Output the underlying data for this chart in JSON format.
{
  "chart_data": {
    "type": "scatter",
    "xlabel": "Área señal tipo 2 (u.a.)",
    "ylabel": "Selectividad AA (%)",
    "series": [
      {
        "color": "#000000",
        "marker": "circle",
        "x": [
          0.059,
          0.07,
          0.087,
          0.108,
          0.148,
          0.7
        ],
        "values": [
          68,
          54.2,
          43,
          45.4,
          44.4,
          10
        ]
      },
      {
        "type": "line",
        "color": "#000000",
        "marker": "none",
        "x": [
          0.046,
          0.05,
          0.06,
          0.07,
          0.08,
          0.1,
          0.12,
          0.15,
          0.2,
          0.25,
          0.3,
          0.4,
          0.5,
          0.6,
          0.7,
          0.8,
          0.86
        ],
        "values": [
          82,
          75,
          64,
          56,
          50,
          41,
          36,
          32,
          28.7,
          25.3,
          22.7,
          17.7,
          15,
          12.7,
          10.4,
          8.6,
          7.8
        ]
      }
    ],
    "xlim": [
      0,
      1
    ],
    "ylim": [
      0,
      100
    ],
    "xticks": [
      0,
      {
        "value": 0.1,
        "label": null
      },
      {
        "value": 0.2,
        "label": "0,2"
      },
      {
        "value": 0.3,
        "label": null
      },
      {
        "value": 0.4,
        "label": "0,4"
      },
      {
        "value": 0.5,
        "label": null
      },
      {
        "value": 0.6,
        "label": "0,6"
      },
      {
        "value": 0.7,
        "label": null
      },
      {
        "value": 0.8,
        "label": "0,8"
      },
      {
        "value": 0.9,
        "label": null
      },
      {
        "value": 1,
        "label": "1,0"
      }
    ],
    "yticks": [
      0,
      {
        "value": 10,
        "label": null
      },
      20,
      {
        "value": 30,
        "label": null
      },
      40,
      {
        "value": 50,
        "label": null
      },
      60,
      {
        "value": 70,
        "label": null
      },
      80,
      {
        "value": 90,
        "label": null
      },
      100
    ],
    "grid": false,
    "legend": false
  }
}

----------

Using the entries above, please restate each one word for word.

Output the underlying data for this chart in JSON format.
{
  "chart_data": {
    "type": "scatter",
    "xlabel": "Área señal tipo 2 (u.a.)",
    "ylabel": "Selectividad AA (%)",
    "series": [
      {
        "color": "#000000",
        "marker": "circle",
        "x": [
          0.059,
          0.07,
          0.087,
          0.108,
          0.148,
          0.7
        ],
        "values": [
          68,
          54.2,
          43,
          45.4,
          44.4,
          10
        ]
      },
      {
        "type": "line",
        "color": "#000000",
        "marker": "none",
        "x": [
          0.046,
          0.05,
          0.06,
          0.07,
          0.08,
          0.1,
          0.12,
          0.15,
          0.2,
          0.25,
          0.3,
          0.4,
          0.5,
          0.6,
          0.7,
          0.8,
          0.86
        ],
        "values": [
          82,
          75,
          64,
          56,
          50,
          41,
          36,
          32,
          28.7,
          25.3,
          22.7,
          17.7,
          15,
          12.7,
          10.4,
          8.6,
          7.8
        ]
      }
    ],
    "xlim": [
      0,
      1
    ],
    "ylim": [
      0,
      100
    ],
    "xticks": [
      0,
      {
        "value": 0.1,
        "label": null
      },
      {
        "value": 0.2,
        "label": "0,2"
      },
      {
        "value": 0.3,
        "label": null
      },
      {
        "value": 0.4,
        "label": "0,4"
      },
      {
        "value": 0.5,
        "label": null
      },
      {
        "value": 0.6,
        "label": "0,6"
      },
      {
        "value": 0.7,
        "label": null
      },
      {
        "value": 0.8,
        "label": "0,8"
      },
      {
        "value": 0.9,
        "label": null
      },
      {
        "value": 1,
        "label": "1,0"
      }
    ],
    "yticks": [
      0,
      {
        "value": 10,
        "label": null
      },
      20,
      {
        "value": 30,
        "label": null
      },
      40,
      {
        "value": 50,
        "label": null
      },
      60,
      {
        "value": 70,
        "label": null
      },
      80,
      {
        "value": 90,
        "label": null
      },
      100
    ],
    "grid": false,
    "legend": false
  }
}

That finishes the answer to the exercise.